Introduction

Data History

Scope

Changes

Actions

Diff Algorithm

Revisions

Branches

Anonymous Branch

Named Branch

Copy

Forward Only

Tag

Decentralized Data Management

Global Identifier

Universally Unique Identifier (UUID)

Content Hash

Managed URI

Time

Position

Combine

Nobody Has Got It All

Sharing Pieces

No Locks

Security

Closed System

Open System

Use Cases

Reference an Old Revision

Undo / Redo

Manual Undo / Redo

Undelete

Select a Branch

Prepare a Draft

Assign a Branch Name

Merge two Branches

Tag and Comment Certain Revisions

Edit Concurrently

Synchronize Instances

Retrace Changes

Reread Document

Control Access

Conclusion

Resources

Time	Author	History
05.03.08	Bruno Feurer	Publish

Introduction

How do you manage the history of data in an open, decentralized system, like for example the Internet?

CVS, Subversion, WebDAV or versioning file systems help you to remember old versions on one specific server. GIT, Mercurial and others let you do that in a decentralized, less dependent way, but the data needs to be managed in individual projects.

In documentation systems, like Wiki servers, CMS systems, data history is seen as a key feature. Even MS Word allows you to track changes to some extend. These histories are managed centralized and scoped on one document only.

In this article I'm going to analyze different aspects of the data history in a decentralized system and try to model a corresponding concept.

The first chapter defines some concepts in Data History and models the relations between them. The second chapter lays out some essential topics about Decentralized Data Management with influence on data history. In the Use Case chapter we find ourselves in the position of a user, who has concrete expectations on a decentralized data history. The last chapter concludes with some summarizing insights.

(Given task 1): In the data history article, which two systems are named as letting you keep old versions in a decentralized way?
(Given task 2): Rewrite the entries from the first line through the line containing "trend-percent: 100% <box>455 192", changing every "trend-percent" to "trend-pct". Give back only those lines.
The entries that come next have no connection to the data history article.

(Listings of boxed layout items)

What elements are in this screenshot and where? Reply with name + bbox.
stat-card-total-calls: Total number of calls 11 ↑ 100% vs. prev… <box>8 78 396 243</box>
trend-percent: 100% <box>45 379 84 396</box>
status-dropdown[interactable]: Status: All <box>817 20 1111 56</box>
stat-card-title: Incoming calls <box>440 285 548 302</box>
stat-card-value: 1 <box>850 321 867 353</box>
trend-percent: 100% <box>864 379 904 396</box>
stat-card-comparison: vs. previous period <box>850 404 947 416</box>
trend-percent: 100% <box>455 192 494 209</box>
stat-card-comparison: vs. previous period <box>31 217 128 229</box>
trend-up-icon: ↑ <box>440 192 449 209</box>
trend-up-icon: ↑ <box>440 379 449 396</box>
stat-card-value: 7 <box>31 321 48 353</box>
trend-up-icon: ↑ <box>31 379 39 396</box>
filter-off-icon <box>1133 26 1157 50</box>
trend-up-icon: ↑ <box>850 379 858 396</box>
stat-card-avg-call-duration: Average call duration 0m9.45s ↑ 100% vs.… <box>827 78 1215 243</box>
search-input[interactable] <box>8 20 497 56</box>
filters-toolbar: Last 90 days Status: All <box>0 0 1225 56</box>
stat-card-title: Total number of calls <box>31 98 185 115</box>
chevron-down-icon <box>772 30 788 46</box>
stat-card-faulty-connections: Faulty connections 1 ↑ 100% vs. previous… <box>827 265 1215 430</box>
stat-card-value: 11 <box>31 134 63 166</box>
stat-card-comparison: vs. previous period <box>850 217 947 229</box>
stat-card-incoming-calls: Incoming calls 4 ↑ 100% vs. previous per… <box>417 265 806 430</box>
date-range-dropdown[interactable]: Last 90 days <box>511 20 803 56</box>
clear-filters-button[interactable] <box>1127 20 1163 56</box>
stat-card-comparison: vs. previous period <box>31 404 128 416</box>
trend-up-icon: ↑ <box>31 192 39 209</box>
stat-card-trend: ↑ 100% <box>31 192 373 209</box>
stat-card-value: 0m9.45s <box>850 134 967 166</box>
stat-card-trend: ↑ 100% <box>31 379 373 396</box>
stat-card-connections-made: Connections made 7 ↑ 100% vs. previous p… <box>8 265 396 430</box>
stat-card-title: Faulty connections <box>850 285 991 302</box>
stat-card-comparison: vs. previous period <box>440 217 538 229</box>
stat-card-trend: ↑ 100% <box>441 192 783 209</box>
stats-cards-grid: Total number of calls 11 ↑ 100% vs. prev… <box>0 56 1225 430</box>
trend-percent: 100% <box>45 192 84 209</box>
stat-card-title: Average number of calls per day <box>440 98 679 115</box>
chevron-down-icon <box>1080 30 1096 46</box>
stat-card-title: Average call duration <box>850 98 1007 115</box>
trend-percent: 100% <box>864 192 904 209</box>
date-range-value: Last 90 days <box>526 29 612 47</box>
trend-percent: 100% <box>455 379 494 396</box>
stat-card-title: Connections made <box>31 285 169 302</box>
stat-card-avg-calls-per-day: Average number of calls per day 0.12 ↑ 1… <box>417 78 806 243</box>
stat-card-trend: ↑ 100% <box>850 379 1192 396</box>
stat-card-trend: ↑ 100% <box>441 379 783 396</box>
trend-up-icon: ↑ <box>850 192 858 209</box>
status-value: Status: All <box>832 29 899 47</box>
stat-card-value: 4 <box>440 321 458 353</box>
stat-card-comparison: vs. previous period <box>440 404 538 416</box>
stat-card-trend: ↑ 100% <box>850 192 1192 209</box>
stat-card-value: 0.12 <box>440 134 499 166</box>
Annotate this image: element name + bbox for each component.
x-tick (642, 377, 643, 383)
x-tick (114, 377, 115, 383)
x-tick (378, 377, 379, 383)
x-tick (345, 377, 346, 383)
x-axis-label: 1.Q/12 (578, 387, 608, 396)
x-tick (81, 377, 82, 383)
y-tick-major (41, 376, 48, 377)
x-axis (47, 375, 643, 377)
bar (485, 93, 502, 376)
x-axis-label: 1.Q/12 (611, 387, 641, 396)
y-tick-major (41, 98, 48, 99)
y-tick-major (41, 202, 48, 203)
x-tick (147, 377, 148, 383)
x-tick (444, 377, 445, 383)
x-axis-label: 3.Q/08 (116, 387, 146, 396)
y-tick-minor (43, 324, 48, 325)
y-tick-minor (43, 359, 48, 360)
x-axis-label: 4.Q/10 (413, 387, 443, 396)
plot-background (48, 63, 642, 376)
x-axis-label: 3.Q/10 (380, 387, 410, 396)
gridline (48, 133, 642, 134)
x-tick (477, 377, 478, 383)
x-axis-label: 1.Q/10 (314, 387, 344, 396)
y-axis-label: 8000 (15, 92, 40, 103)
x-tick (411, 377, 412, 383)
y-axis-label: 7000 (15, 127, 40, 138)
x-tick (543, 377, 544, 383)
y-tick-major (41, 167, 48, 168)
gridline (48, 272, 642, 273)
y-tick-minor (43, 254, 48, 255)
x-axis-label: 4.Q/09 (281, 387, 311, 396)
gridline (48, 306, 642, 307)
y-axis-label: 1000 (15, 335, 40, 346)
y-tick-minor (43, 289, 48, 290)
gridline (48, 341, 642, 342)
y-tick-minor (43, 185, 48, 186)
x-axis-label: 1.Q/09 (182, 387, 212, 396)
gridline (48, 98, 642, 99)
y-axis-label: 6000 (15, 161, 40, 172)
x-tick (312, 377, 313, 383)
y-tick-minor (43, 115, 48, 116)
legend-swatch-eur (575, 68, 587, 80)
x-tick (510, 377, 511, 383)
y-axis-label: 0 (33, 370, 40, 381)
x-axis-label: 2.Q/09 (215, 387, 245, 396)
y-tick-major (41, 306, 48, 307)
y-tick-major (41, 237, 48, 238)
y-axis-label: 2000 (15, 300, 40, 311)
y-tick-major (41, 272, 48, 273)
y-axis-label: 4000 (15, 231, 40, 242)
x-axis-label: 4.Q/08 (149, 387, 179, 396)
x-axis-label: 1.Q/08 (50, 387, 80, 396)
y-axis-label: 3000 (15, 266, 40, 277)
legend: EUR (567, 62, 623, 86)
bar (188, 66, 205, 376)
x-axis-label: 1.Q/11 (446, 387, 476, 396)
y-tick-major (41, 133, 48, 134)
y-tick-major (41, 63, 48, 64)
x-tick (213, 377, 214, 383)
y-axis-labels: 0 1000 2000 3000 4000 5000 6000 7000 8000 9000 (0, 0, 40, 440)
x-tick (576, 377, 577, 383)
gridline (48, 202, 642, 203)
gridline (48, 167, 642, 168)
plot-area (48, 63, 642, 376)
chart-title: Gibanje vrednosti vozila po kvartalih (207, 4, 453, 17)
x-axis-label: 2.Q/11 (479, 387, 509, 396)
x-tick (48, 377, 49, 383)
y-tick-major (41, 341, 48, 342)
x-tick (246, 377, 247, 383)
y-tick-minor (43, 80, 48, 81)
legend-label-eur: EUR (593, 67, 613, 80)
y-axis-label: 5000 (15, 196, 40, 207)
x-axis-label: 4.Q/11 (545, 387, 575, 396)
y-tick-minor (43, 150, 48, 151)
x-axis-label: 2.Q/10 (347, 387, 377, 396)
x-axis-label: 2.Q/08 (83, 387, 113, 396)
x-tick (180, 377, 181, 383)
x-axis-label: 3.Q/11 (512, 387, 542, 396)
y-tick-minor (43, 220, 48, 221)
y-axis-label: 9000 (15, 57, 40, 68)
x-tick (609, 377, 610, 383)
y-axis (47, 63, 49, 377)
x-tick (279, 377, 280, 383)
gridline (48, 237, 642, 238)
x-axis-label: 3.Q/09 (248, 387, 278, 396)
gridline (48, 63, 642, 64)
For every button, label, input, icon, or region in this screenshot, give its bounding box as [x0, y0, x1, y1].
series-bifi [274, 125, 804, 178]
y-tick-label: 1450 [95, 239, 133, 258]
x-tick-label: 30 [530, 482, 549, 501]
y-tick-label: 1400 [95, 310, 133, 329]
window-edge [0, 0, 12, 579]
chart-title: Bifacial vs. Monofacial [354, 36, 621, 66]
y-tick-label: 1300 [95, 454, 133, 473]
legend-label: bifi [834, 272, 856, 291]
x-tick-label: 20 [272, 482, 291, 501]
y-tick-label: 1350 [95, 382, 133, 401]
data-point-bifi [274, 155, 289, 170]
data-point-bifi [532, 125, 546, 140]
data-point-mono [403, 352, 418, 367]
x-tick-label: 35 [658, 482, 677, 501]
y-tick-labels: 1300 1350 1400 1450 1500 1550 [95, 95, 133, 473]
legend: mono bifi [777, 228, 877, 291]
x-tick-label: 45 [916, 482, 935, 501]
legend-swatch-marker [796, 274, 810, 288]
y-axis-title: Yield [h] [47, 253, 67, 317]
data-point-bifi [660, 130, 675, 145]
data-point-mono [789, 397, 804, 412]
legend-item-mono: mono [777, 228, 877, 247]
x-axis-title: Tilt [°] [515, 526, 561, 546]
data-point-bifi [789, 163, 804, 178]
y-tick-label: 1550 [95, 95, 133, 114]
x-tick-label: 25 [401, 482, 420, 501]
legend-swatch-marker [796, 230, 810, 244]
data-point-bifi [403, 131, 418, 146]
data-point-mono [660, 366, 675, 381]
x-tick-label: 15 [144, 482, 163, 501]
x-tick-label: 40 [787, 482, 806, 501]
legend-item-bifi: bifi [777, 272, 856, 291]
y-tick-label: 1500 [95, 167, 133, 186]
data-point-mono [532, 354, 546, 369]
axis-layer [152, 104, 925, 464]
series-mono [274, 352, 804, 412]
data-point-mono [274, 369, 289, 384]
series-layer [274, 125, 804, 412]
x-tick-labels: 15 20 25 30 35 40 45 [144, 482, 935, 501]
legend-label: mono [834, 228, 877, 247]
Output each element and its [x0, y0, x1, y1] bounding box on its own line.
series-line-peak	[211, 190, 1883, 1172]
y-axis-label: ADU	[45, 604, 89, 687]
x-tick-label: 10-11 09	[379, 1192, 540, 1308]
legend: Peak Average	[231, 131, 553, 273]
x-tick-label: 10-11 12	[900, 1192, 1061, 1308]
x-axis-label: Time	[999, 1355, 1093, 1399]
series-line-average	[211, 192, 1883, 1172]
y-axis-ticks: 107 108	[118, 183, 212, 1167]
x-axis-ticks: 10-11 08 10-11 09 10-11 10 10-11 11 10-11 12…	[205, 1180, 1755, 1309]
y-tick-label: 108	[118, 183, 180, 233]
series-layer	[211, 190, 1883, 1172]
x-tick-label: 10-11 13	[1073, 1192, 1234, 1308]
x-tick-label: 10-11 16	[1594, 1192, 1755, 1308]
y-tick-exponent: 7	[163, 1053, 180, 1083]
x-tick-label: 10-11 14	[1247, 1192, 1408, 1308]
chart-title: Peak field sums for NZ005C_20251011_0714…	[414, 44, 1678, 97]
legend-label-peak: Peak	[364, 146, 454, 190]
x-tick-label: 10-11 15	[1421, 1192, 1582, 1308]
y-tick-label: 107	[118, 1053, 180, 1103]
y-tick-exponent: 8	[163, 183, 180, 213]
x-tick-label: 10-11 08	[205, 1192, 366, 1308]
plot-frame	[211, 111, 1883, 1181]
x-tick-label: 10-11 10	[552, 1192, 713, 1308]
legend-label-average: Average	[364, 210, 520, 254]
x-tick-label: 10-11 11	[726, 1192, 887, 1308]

(Task response 1): GIT and Mercurial.

(Task response 2):
What elements are in this screenshot and where? Reply with name + bbox.
stat-card-total-calls: Total number of calls 11 ↑ 100% vs. prev… <box>8 78 396 243</box>
trend-pct: 100% <box>45 379 84 396</box>
status-dropdown[interactable]: Status: All <box>817 20 1111 56</box>
stat-card-title: Incoming calls <box>440 285 548 302</box>
stat-card-value: 1 <box>850 321 867 353</box>
trend-pct: 100% <box>864 379 904 396</box>
stat-card-comparison: vs. previous period <box>850 404 947 416</box>
trend-pct: 100% <box>455 192 494 209</box>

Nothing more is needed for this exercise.